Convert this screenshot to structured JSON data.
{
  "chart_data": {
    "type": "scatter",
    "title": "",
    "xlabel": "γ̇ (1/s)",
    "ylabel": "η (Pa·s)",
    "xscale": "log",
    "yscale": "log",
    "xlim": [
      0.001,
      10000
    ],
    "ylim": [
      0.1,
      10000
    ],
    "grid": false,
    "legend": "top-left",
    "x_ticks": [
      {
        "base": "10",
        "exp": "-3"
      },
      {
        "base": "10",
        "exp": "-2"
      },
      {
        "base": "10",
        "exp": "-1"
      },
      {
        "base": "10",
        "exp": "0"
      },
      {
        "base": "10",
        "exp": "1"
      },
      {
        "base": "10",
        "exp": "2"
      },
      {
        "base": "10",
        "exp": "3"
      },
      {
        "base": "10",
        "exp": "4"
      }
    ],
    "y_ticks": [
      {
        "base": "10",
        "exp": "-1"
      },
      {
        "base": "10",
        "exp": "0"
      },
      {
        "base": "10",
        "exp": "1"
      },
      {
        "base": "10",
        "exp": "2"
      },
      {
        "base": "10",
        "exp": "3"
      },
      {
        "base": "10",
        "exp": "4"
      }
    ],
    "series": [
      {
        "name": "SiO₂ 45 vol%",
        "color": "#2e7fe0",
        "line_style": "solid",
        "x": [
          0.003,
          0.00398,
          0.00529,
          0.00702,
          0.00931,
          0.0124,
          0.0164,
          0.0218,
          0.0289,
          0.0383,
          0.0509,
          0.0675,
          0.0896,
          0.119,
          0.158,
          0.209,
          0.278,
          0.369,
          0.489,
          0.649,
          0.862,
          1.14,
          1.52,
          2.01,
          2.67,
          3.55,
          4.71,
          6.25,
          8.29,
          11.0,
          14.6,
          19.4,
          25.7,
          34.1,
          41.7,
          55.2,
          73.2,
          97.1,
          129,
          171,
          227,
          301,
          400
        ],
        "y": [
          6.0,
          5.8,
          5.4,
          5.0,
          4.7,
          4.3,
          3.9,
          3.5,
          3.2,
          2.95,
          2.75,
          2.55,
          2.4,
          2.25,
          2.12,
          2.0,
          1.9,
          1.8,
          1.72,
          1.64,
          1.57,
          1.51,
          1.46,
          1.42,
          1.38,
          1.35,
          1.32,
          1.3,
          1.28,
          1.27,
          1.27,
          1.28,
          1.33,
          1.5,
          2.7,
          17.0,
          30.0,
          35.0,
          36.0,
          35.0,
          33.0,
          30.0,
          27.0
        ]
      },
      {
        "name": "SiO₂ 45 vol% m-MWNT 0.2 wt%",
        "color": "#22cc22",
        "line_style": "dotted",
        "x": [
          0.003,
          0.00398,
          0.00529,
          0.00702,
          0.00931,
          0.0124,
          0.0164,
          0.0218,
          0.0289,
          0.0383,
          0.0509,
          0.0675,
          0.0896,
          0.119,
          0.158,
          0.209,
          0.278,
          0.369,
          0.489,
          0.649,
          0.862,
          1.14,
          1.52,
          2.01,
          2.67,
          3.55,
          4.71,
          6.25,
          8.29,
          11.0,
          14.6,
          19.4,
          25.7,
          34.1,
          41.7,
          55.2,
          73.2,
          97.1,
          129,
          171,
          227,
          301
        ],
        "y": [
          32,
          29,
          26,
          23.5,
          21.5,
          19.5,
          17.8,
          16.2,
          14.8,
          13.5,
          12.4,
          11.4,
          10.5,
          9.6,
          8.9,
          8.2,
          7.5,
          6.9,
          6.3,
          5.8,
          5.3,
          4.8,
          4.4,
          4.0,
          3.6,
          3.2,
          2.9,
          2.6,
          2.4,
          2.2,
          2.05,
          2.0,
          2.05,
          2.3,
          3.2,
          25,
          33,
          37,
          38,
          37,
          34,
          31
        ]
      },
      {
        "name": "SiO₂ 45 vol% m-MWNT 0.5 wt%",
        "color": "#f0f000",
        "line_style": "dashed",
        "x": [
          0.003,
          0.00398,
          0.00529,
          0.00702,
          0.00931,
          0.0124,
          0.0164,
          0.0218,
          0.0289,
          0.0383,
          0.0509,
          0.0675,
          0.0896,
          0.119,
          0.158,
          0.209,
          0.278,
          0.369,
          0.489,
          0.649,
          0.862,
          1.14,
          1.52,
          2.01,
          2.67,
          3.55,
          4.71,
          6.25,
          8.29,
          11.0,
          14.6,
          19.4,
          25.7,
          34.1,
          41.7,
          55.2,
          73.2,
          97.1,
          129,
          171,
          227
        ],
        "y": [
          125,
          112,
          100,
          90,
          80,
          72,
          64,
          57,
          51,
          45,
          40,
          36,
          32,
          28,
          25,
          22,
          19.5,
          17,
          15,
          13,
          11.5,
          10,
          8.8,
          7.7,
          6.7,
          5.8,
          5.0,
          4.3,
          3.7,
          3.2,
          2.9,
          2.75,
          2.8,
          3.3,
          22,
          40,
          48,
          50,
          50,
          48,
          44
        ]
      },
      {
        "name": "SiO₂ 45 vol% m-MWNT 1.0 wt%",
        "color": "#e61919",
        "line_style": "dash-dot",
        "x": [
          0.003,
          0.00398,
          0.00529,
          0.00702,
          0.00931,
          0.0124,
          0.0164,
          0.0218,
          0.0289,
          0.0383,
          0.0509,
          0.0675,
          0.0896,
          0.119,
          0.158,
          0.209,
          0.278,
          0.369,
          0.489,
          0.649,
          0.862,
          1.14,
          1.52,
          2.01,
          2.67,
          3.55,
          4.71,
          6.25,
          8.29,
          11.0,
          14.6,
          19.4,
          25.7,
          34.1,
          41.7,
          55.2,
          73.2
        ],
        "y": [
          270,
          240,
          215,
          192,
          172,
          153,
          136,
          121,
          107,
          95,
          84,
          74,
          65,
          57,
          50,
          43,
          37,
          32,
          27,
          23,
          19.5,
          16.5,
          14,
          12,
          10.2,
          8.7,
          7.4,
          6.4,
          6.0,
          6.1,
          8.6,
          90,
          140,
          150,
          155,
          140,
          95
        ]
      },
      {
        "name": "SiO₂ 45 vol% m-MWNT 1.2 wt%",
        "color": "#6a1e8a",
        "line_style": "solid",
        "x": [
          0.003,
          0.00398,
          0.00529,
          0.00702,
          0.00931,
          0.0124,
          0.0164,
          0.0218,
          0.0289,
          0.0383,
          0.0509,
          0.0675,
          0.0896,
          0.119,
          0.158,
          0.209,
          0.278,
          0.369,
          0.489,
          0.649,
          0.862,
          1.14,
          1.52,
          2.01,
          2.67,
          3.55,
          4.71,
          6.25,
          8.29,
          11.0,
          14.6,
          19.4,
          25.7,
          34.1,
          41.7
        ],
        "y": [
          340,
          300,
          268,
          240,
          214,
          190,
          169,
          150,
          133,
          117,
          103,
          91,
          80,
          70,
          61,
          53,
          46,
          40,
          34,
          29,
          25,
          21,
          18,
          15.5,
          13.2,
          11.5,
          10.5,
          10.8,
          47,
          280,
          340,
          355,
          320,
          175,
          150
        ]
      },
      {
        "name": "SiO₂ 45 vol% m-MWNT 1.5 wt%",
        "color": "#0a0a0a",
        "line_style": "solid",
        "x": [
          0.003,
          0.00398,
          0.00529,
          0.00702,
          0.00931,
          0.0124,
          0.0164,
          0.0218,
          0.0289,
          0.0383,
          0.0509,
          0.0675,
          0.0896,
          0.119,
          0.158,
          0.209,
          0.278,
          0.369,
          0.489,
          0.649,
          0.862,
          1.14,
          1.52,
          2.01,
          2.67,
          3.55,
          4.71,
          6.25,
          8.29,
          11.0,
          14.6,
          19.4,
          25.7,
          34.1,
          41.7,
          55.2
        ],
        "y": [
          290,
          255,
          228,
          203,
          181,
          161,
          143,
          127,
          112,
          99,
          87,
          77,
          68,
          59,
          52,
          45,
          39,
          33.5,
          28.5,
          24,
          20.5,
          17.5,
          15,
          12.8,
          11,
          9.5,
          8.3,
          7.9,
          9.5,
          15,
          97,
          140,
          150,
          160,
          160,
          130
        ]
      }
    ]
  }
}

━━━━━━━━━━━━━━━━━━━━━━━━━━━━━━

*TASK TO CARRY OUT:* Every line that holds the string "SiO₂" should be returned.

*TASK OUTPUT:*
        "name": "SiO₂ 45 vol%",
        "name": "SiO₂ 45 vol% m-MWNT 0.2 wt%",
        "name": "SiO₂ 45 vol% m-MWNT 0.5 wt%",
        "name": "SiO₂ 45 vol% m-MWNT 1.0 wt%",
        "name": "SiO₂ 45 vol% m-MWNT 1.2 wt%",
        "name": "SiO₂ 45 vol% m-MWNT 1.5 wt%",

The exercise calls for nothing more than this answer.